*What the task requires*
Repeat the material verbatim. Images are excluded from the copy.

*Provided entries*
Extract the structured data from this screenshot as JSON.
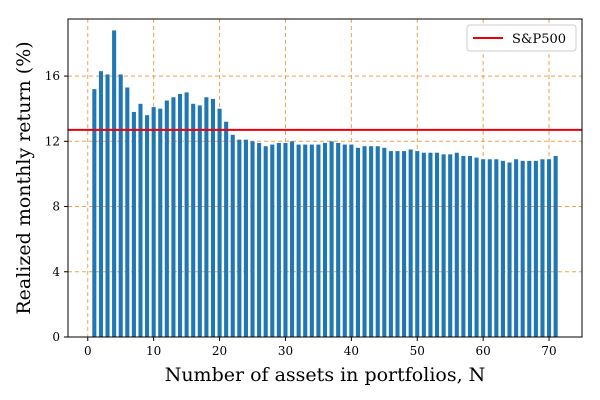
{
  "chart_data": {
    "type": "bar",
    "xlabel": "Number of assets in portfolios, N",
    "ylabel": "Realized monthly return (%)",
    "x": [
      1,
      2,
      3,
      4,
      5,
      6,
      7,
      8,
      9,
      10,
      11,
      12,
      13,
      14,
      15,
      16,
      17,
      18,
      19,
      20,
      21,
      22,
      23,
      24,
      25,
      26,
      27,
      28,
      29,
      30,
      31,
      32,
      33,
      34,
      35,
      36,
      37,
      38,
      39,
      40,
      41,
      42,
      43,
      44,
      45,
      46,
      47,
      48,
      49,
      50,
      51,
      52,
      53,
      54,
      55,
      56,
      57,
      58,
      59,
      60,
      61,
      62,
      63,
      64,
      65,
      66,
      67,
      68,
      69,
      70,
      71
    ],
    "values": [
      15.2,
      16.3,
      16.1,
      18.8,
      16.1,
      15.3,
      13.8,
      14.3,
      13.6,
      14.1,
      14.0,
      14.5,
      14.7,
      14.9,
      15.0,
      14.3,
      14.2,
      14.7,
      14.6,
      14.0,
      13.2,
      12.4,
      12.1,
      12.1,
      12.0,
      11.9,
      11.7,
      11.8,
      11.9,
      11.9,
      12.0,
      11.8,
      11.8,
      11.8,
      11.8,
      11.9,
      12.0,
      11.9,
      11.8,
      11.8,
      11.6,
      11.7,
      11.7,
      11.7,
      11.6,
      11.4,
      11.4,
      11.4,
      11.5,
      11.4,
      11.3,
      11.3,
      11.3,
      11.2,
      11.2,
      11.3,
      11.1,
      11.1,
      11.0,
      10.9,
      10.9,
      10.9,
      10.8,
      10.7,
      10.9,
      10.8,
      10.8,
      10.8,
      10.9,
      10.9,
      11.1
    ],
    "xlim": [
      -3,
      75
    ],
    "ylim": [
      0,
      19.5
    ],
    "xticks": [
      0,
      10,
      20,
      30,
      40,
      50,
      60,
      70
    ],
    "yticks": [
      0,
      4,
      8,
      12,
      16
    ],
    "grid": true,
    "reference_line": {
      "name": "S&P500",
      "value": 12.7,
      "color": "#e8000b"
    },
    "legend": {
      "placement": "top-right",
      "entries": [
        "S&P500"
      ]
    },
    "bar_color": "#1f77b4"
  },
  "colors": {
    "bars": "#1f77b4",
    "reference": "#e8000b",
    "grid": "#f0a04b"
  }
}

*Output for this task*
Extract the structured data from this screenshot as JSON.
{
  "chart_data": {
    "type": "bar",
    "xlabel": "Number of assets in portfolios, N",
    "ylabel": "Realized monthly return (%)",
    "x": [
      1,
      2,
      3,
      4,
      5,
      6,
      7,
      8,
      9,
      10,
      11,
      12,
      13,
      14,
      15,
      16,
      17,
      18,
      19,
      20,
      21,
      22,
      23,
      24,
      25,
      26,
      27,
      28,
      29,
      30,
      31,
      32,
      33,
      34,
      35,
      36,
      37,
      38,
      39,
      40,
      41,
      42,
      43,
      44,
      45,
      46,
      47,
      48,
      49,
      50,
      51,
      52,
      53,
      54,
      55,
      56,
      57,
      58,
      59,
      60,
      61,
      62,
      63,
      64,
      65,
      66,
      67,
      68,
      69,
      70,
      71
    ],
    "values": [
      15.2,
      16.3,
      16.1,
      18.8,
      16.1,
      15.3,
      13.8,
      14.3,
      13.6,
      14.1,
      14.0,
      14.5,
      14.7,
      14.9,
      15.0,
      14.3,
      14.2,
      14.7,
      14.6,
      14.0,
      13.2,
      12.4,
      12.1,
      12.1,
      12.0,
      11.9,
      11.7,
      11.8,
      11.9,
      11.9,
      12.0,
      11.8,
      11.8,
      11.8,
      11.8,
      11.9,
      12.0,
      11.9,
      11.8,
      11.8,
      11.6,
      11.7,
      11.7,
      11.7,
      11.6,
      11.4,
      11.4,
      11.4,
      11.5,
      11.4,
      11.3,
      11.3,
      11.3,
      11.2,
      11.2,
      11.3,
      11.1,
      11.1,
      11.0,
      10.9,
      10.9,
      10.9,
      10.8,
      10.7,
      10.9,
      10.8,
      10.8,
      10.8,
      10.9,
      10.9,
      11.1
    ],
    "xlim": [
      -3,
      75
    ],
    "ylim": [
      0,
      19.5
    ],
    "xticks": [
      0,
      10,
      20,
      30,
      40,
      50,
      60,
      70
    ],
    "yticks": [
      0,
      4,
      8,
      12,
      16
    ],
    "grid": true,
    "reference_line": {
      "name": "S&P500",
      "value": 12.7,
      "color": "#e8000b"
    },
    "legend": {
      "placement": "top-right",
      "entries": [
        "S&P500"
      ]
    },
    "bar_color": "#1f77b4"
  },
  "colors": {
    "bars": "#1f77b4",
    "reference": "#e8000b",
    "grid": "#f0a04b"
  }
}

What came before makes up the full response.